(Data excerpts)

*-*-*

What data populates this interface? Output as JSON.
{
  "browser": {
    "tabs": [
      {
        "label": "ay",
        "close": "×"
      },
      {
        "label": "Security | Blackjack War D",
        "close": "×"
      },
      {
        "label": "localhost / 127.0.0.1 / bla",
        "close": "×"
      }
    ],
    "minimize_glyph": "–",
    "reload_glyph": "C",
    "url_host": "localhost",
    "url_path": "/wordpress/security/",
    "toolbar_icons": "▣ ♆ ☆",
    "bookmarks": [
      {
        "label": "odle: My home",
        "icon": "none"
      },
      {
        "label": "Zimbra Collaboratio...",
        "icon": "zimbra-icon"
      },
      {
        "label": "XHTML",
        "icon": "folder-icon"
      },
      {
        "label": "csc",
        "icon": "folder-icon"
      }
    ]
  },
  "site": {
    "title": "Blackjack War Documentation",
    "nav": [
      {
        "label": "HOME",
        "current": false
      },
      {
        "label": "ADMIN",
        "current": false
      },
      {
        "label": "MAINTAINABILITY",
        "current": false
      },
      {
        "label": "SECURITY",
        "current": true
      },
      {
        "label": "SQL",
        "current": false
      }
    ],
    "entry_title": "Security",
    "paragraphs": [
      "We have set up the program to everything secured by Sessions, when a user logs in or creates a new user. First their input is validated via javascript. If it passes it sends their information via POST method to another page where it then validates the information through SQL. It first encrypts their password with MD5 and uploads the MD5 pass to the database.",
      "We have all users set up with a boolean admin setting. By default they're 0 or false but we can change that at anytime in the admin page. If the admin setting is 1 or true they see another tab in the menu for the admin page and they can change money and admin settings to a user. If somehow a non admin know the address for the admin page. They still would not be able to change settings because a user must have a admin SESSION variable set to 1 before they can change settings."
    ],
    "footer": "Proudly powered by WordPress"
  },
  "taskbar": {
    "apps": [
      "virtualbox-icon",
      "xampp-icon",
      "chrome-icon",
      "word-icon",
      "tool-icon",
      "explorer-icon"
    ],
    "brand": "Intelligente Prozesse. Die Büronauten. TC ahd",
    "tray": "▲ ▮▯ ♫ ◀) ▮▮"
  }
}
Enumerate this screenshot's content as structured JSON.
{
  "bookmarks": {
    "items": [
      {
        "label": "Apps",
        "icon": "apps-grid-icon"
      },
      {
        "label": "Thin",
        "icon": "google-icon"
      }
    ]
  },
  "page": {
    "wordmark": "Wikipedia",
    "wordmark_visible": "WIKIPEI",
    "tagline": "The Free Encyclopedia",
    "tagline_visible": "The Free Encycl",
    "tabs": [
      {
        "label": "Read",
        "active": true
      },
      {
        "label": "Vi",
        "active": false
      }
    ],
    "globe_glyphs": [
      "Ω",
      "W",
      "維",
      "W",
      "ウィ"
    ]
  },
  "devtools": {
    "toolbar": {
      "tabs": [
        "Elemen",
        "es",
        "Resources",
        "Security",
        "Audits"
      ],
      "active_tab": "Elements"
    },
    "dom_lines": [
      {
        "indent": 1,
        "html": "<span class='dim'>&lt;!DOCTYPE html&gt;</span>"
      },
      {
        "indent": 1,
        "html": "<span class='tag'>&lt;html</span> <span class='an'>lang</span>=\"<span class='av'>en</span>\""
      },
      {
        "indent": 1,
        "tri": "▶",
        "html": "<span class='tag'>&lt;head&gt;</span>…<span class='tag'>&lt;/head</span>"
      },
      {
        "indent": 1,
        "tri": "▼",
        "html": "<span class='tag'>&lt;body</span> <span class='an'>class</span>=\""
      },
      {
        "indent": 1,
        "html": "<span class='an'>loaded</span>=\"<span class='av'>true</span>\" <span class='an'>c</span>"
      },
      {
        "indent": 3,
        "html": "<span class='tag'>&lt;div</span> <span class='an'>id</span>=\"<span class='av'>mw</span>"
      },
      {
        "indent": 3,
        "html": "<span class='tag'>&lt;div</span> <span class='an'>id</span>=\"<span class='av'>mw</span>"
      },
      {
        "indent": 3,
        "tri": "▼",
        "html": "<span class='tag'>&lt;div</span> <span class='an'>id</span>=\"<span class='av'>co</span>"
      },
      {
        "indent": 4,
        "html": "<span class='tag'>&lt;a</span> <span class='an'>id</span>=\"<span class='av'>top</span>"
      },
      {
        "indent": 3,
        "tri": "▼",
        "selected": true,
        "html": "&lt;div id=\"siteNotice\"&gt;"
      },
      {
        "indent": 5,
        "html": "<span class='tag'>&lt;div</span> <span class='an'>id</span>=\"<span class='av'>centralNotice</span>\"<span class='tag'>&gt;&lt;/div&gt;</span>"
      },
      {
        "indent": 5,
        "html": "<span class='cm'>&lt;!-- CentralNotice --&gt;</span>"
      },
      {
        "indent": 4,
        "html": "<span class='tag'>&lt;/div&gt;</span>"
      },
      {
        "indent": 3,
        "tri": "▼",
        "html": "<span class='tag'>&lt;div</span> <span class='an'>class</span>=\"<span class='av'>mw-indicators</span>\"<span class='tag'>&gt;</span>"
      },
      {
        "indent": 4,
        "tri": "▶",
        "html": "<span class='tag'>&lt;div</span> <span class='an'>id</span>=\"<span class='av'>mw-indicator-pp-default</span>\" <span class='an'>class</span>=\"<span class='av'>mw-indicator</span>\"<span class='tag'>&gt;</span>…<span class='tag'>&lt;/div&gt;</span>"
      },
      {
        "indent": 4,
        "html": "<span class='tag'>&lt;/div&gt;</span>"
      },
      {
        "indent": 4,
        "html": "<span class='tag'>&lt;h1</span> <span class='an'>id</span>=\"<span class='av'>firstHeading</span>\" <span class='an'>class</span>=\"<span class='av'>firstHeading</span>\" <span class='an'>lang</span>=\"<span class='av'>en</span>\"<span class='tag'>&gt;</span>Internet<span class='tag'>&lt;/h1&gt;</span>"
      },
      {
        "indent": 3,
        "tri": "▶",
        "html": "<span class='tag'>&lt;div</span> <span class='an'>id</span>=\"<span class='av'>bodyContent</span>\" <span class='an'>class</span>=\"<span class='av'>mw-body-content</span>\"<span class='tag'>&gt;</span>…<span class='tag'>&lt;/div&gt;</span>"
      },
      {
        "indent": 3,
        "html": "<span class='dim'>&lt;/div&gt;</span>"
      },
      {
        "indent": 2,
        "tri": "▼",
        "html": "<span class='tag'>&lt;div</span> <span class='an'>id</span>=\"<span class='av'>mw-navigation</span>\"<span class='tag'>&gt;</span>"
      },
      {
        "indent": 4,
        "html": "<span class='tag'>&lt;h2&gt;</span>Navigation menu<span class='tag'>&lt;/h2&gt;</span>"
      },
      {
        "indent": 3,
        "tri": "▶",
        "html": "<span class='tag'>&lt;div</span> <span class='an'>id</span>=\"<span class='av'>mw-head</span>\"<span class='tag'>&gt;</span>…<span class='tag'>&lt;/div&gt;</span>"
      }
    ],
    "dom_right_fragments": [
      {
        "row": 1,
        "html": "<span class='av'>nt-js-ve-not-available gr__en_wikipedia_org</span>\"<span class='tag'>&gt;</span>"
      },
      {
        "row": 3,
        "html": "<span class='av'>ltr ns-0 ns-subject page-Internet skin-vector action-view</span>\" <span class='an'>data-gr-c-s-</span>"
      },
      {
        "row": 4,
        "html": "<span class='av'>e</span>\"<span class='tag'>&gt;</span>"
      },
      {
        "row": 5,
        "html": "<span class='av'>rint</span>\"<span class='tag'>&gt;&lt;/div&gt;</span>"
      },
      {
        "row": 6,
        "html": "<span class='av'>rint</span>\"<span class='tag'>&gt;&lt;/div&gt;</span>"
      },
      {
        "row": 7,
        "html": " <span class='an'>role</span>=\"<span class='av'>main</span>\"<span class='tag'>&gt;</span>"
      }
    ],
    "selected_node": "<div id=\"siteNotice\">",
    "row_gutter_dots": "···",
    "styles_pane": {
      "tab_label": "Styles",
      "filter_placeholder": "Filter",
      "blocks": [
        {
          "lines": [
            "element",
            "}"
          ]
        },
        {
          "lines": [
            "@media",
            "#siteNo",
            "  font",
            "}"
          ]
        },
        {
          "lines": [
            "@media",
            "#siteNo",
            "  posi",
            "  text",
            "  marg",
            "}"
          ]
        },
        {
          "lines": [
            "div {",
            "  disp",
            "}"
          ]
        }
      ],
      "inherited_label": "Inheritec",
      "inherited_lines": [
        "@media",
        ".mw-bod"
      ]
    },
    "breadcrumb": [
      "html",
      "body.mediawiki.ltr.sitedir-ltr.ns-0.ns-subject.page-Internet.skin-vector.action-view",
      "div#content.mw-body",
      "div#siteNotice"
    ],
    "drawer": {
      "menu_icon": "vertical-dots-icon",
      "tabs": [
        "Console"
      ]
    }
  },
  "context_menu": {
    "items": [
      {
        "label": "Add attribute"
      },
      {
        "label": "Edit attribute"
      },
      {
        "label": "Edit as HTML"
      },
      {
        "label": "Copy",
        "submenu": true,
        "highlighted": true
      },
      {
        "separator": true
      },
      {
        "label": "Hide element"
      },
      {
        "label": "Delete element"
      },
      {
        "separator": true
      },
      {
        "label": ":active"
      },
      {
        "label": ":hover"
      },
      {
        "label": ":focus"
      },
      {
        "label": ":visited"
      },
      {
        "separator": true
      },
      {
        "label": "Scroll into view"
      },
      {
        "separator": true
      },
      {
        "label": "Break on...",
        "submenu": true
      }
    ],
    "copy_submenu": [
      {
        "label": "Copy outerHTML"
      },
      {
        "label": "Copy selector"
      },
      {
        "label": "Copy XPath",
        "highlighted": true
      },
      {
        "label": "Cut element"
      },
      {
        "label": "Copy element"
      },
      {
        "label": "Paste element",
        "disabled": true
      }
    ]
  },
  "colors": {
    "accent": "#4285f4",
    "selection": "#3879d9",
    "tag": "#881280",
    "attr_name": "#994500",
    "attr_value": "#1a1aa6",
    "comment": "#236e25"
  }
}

*-*-*

*TASK BRIEF*.
Provide only the number of lines in the records containing the string "Edit".

*COMPLETED EXERCISE*.
2